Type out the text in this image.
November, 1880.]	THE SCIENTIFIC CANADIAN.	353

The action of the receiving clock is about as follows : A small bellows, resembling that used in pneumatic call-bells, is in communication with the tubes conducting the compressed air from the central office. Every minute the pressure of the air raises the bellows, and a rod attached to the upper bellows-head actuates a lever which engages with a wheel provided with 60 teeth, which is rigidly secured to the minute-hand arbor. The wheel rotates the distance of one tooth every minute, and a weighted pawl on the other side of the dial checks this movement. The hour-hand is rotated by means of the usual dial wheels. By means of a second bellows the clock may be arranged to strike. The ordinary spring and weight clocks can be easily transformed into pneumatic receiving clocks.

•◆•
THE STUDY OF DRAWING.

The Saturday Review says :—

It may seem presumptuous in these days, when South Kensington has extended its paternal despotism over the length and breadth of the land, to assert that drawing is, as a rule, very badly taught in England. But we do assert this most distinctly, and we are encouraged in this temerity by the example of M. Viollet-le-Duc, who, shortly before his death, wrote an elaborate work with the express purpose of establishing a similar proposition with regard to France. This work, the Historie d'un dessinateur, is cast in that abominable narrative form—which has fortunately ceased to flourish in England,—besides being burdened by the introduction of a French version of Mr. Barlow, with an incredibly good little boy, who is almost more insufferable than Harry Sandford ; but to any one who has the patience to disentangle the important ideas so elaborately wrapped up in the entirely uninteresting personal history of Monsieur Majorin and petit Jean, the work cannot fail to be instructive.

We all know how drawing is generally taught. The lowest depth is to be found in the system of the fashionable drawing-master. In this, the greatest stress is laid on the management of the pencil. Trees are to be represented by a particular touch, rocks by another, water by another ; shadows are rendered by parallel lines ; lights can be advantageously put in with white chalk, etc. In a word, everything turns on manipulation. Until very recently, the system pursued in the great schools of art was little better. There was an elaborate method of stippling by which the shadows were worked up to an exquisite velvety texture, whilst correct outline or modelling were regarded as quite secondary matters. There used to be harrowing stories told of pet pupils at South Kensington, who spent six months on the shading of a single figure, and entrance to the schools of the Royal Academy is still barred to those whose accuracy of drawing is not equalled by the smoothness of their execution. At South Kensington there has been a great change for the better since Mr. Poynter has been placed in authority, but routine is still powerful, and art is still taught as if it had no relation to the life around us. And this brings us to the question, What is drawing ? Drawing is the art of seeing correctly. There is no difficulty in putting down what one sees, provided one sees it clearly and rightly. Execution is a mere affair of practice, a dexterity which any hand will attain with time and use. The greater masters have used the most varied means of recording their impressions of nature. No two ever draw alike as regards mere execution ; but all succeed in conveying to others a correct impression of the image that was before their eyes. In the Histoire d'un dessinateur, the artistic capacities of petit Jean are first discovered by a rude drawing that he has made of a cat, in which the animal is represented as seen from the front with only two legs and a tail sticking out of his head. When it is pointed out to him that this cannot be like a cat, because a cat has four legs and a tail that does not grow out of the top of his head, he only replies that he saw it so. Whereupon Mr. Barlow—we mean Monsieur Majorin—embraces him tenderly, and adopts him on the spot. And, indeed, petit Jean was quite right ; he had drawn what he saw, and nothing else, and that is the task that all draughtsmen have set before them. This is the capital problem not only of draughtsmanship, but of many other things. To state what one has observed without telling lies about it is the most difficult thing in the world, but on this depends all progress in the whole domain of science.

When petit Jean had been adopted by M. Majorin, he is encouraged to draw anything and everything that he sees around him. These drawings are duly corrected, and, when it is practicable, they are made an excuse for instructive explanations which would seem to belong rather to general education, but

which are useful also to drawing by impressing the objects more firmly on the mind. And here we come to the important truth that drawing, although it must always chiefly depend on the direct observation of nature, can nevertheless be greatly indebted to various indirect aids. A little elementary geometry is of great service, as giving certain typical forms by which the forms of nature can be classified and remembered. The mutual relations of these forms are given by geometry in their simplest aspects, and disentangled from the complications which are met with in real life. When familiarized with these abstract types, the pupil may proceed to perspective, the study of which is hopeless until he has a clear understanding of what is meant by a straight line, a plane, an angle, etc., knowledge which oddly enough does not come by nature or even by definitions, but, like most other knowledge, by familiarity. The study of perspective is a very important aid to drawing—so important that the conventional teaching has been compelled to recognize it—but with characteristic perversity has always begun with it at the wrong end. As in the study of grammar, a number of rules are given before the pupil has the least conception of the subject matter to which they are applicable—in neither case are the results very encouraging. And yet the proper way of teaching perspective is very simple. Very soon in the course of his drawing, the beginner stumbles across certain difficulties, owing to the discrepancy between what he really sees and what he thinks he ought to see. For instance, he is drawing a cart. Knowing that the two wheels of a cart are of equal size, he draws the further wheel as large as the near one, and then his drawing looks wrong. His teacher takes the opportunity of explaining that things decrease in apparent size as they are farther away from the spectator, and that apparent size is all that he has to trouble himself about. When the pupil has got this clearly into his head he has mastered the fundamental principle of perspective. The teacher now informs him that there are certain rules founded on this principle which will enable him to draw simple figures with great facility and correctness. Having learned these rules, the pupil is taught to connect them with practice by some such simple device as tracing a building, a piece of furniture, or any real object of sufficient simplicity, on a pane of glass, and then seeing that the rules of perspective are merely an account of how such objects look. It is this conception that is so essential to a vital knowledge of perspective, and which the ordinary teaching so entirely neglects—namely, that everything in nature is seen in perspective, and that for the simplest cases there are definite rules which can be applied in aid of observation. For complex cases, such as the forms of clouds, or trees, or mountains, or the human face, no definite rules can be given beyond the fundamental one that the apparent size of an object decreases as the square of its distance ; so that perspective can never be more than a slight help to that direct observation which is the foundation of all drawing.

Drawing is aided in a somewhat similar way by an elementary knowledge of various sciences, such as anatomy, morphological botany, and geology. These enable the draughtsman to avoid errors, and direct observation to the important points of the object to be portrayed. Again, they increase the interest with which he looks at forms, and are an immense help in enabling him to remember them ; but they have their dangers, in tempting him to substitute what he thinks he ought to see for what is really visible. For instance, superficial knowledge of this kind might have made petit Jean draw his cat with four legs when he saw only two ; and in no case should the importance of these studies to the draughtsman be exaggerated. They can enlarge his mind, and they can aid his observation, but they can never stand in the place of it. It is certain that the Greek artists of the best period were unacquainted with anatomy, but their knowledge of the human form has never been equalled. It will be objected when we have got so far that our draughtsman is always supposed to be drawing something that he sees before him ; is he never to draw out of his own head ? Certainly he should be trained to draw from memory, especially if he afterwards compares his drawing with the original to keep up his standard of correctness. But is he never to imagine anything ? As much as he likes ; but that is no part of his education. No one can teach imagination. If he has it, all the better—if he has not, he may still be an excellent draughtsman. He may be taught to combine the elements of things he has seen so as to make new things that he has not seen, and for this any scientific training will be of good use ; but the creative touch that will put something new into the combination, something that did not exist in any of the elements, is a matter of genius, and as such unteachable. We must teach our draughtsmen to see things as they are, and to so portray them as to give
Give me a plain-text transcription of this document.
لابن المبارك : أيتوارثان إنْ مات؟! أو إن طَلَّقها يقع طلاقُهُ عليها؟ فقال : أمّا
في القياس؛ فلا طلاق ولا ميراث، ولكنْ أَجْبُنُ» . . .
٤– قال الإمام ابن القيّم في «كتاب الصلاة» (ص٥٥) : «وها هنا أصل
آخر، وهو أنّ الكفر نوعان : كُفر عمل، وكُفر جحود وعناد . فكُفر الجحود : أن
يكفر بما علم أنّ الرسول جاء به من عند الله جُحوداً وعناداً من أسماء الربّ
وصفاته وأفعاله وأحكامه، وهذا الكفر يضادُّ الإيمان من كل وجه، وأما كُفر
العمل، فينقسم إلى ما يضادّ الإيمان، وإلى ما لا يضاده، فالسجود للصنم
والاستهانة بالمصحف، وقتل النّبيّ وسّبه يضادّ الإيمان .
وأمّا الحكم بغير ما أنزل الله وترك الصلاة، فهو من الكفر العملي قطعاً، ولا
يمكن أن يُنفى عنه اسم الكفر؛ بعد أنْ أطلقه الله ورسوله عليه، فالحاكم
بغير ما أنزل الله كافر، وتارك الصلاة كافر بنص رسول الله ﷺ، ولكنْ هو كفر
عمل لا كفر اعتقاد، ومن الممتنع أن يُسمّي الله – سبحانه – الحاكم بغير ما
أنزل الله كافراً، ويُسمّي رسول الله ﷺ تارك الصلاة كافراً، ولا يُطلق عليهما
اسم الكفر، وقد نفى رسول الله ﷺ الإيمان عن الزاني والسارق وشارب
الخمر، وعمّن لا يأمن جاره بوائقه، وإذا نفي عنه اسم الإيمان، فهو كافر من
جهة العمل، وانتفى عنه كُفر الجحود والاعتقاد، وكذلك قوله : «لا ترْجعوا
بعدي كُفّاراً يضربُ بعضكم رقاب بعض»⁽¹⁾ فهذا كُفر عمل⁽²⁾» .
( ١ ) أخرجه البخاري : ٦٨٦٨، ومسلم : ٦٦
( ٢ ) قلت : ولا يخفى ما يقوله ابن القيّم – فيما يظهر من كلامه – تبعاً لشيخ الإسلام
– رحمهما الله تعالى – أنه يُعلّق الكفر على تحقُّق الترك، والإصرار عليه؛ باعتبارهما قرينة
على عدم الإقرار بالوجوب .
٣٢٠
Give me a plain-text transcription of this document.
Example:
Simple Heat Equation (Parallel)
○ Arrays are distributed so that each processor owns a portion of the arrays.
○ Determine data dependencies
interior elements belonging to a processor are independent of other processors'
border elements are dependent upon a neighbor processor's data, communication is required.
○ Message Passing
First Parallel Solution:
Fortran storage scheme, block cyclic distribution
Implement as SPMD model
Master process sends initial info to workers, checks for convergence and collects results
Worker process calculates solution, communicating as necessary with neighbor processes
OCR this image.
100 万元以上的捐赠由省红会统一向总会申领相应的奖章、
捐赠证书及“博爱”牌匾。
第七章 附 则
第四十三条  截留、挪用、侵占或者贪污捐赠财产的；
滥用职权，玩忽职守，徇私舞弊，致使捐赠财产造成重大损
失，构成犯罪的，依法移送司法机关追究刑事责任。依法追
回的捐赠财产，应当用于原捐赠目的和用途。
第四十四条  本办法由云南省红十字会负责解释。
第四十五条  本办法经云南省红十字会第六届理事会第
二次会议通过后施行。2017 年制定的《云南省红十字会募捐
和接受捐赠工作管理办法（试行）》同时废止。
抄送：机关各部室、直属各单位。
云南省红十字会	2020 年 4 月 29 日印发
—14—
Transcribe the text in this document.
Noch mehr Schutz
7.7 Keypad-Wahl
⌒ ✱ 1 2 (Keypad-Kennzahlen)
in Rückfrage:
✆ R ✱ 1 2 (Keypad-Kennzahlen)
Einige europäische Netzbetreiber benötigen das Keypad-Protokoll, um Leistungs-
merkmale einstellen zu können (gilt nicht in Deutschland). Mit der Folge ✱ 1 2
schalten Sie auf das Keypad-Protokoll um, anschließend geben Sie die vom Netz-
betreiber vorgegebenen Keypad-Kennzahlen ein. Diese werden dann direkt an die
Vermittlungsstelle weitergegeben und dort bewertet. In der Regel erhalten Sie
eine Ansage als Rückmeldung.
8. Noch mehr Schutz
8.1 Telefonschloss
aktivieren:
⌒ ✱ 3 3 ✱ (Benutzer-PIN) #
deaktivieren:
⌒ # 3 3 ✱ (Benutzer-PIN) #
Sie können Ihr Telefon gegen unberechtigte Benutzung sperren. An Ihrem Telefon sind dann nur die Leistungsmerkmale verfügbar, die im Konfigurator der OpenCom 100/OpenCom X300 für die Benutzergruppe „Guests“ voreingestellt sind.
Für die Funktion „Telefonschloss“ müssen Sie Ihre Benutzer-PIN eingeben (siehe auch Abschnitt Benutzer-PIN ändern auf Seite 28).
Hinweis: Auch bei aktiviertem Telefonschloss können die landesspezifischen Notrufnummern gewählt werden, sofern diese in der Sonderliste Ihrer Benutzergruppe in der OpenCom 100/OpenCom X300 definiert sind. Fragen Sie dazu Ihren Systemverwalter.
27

********************

◆ **Written exercise**
Extract each line from the listing that holds the word "OpenCom".

◆ **Full solution**
Sie können Ihr Telefon gegen unberechtigte Benutzung sperren. An Ihrem Telefon sind dann nur die Leistungsmerkmale verfügbar, die im Konfigurator der OpenCom 100/OpenCom X300 für die Benutzergruppe „Guests“ voreingestellt sind.
Hinweis: Auch bei aktiviertem Telefonschloss können die landesspezifischen Notrufnummern gewählt werden, sofern diese in der Sonderliste Ihrer Benutzergruppe in der OpenCom 100/OpenCom X300 definiert sind. Fragen Sie dazu Ihren Systemverwalter.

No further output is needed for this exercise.